__YOUR GOAL__.
Look through the records below and collect all lines that hold the string "document".

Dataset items
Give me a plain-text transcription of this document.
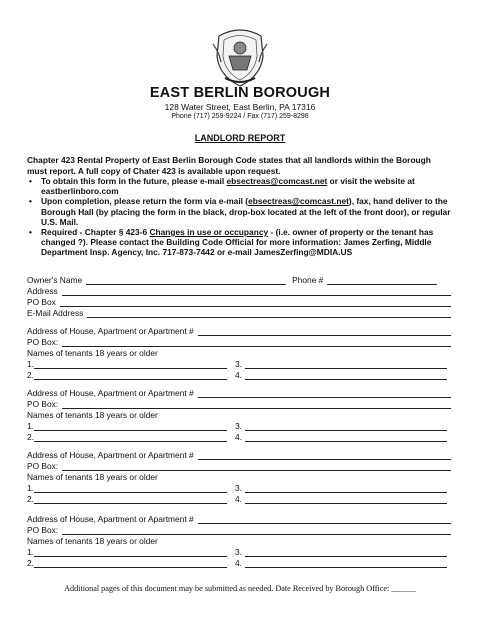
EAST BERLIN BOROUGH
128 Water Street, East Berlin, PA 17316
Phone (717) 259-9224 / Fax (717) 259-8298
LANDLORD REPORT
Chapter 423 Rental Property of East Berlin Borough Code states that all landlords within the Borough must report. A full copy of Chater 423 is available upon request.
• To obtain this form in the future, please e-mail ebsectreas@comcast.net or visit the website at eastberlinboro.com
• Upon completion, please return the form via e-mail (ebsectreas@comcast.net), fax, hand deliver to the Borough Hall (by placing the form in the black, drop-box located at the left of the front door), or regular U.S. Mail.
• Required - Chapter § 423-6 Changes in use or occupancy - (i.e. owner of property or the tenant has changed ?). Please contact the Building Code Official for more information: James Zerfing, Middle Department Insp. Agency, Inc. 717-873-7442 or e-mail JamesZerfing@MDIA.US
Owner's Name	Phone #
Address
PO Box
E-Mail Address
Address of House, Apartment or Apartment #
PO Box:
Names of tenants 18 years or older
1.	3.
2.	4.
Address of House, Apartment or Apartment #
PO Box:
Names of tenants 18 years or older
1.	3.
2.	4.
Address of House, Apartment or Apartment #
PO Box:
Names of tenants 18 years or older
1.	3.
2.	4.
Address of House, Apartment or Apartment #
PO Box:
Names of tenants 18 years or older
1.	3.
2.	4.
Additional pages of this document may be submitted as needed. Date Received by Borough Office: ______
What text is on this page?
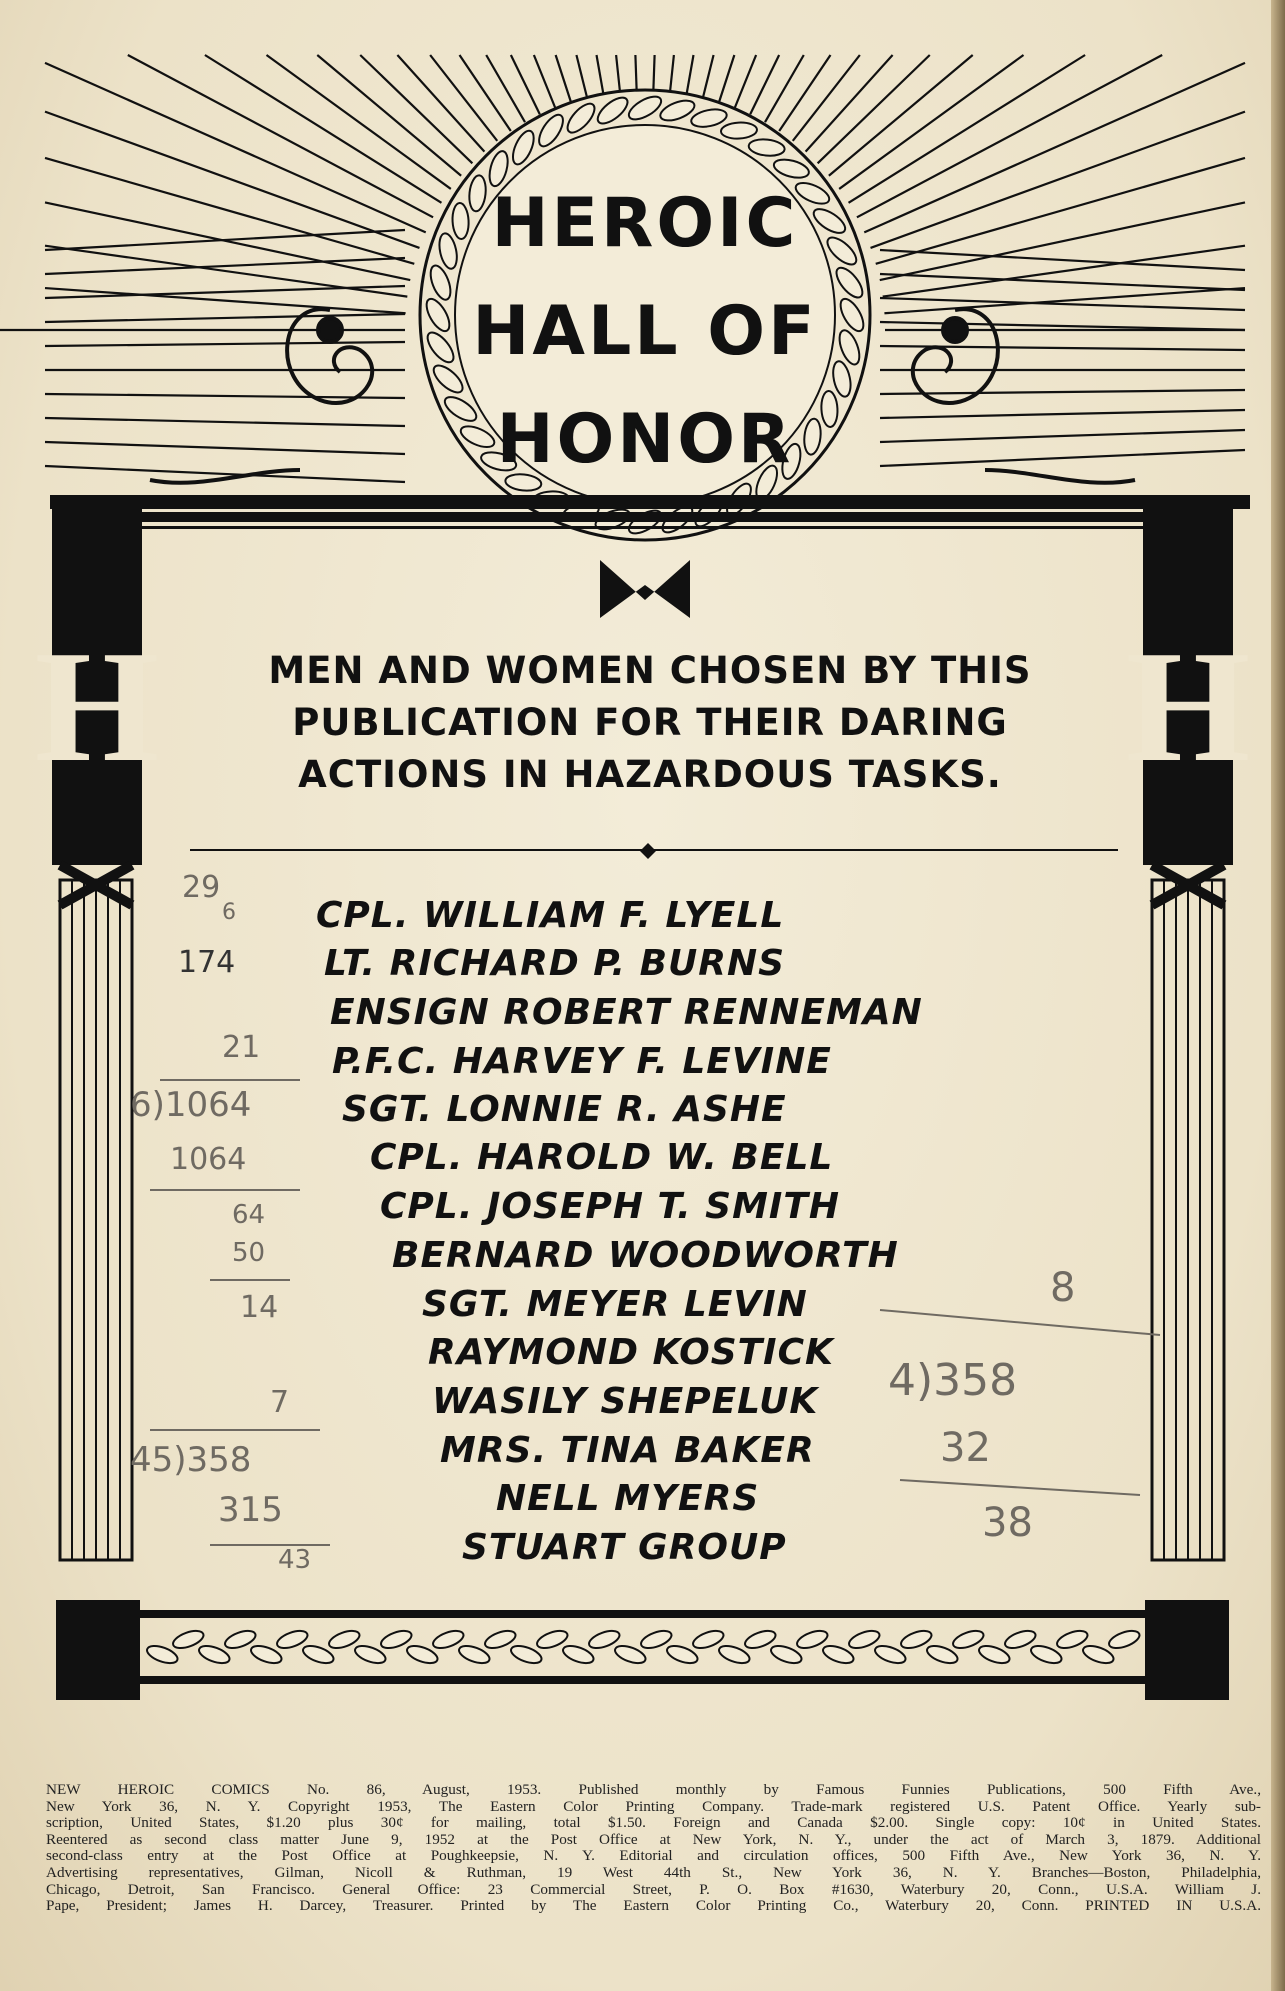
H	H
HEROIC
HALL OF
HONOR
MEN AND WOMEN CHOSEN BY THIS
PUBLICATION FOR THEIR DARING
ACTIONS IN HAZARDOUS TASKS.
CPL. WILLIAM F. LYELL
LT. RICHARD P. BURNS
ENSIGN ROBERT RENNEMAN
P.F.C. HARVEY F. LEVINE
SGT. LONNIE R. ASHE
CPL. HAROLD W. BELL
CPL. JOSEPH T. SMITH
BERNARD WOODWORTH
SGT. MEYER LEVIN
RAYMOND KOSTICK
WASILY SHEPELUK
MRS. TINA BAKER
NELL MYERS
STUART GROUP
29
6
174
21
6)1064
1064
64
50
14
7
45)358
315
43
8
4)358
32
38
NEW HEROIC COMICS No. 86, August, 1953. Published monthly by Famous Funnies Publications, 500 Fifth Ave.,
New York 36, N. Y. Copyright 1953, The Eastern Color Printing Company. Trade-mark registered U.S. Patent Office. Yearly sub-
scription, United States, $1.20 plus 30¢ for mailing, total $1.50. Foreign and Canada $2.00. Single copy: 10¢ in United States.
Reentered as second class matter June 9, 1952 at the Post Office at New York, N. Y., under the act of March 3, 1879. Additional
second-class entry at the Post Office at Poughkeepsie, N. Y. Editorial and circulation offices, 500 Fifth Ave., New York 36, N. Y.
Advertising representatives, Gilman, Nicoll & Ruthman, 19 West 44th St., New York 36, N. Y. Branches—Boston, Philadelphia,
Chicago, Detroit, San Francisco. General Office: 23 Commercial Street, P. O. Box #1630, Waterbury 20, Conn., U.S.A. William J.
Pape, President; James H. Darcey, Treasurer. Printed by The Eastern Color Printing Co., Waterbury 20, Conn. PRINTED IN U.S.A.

__RESULT OF THE EXERCISE__.
Give me a plain-text transcription of this document.
Additional pages of this document may be submitted as needed. Date Received by Borough Office: ______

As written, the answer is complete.